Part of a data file
++++++++++++++++++++
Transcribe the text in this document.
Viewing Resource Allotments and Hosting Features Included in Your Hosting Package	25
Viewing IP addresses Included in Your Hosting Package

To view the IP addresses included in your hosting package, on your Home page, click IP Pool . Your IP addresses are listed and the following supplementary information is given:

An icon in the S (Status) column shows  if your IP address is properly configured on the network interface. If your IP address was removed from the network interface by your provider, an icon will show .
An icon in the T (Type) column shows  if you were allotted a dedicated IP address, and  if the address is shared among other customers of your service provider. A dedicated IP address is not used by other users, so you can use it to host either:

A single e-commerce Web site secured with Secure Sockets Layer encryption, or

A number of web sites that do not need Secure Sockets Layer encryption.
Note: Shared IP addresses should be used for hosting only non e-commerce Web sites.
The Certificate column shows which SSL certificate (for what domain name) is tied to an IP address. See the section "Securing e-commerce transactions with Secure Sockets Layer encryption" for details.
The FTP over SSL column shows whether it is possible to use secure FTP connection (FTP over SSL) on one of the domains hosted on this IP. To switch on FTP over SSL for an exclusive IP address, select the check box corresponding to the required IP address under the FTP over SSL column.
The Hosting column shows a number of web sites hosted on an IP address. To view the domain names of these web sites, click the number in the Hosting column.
++++++++++++++++++++
(Work instructions): Please set down each line of the records exactly as given.

(Response to the exercise):
Transcribe the text in this document.
Viewing Resource Allotments and Hosting Features Included in Your Hosting Package	25
Viewing IP addresses Included in Your Hosting Package

To view the IP addresses included in your hosting package, on your Home page, click IP Pool . Your IP addresses are listed and the following supplementary information is given:

An icon in the S (Status) column shows  if your IP address is properly configured on the network interface. If your IP address was removed from the network interface by your provider, an icon will show .
An icon in the T (Type) column shows  if you were allotted a dedicated IP address, and  if the address is shared among other customers of your service provider. A dedicated IP address is not used by other users, so you can use it to host either:

A single e-commerce Web site secured with Secure Sockets Layer encryption, or

A number of web sites that do not need Secure Sockets Layer encryption.
Note: Shared IP addresses should be used for hosting only non e-commerce Web sites.
The Certificate column shows which SSL certificate (for what domain name) is tied to an IP address. See the section "Securing e-commerce transactions with Secure Sockets Layer encryption" for details.
The FTP over SSL column shows whether it is possible to use secure FTP connection (FTP over SSL) on one of the domains hosted on this IP. To switch on FTP over SSL for an exclusive IP address, select the check box corresponding to the required IP address under the FTP over SSL column.
The Hosting column shows a number of web sites hosted on an IP address. To view the domain names of these web sites, click the number in the Hosting column.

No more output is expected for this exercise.